Collected data entries
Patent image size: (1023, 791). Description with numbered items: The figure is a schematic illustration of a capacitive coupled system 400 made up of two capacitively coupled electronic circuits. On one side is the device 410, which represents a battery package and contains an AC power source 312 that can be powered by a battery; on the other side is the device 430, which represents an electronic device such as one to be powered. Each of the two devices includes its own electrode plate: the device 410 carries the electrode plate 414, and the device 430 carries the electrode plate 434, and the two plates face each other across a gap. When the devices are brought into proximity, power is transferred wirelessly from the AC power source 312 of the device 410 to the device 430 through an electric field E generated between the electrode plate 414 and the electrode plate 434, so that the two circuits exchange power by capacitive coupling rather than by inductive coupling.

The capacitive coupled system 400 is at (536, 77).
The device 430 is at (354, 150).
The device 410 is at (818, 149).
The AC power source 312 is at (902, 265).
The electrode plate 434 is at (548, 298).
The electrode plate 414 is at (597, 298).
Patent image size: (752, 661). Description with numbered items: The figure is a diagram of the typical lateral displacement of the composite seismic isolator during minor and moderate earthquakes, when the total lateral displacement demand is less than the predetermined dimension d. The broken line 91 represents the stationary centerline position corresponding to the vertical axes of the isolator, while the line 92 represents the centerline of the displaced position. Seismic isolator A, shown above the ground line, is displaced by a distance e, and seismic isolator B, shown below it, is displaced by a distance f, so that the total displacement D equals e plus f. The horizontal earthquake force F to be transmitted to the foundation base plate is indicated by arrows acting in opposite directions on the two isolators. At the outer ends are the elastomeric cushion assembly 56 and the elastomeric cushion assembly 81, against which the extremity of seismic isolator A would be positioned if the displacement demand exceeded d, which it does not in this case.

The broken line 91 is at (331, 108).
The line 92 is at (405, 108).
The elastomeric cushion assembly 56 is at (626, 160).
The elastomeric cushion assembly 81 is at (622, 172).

• EXERCISE
Put the lines of the material into a JSON list of strings, one string per line and with blank lines omitted, beginning with the first line of the material and stopping after the line that contains "The electrode plate 414 is at (597, 298).".

• WRITTEN SOLUTION
[
  "Patent image size: (1023, 791). Description with numbered items: The figure is a schematic illustration of a capacitive coupled system 400 made up of two capacitively coupled electronic circuits. On one side is the device 410, which represents a battery package and contains an AC power source 312 that can be powered by a battery; on the other side is the device 430, which represents an electronic device such as one to be powered. Each of the two devices includes its own electrode plate: the device 410 carries the electrode plate 414, and the device 430 carries the electrode plate 434, and the two plates face each other across a gap. When the devices are brought into proximity, power is transferred wirelessly from the AC power source 312 of the device 410 to the device 430 through an electric field E generated between the electrode plate 414 and the electrode plate 434, so that the two circuits exchange power by capacitive coupling rather than by inductive coupling.",
  "The capacitive coupled system 400 is at (536, 77).",
  "The device 430 is at (354, 150).",
  "The device 410 is at (818, 149).",
  "The AC power source 312 is at (902, 265).",
  "The electrode plate 434 is at (548, 298).",
  "The electrode plate 414 is at (597, 298)."
]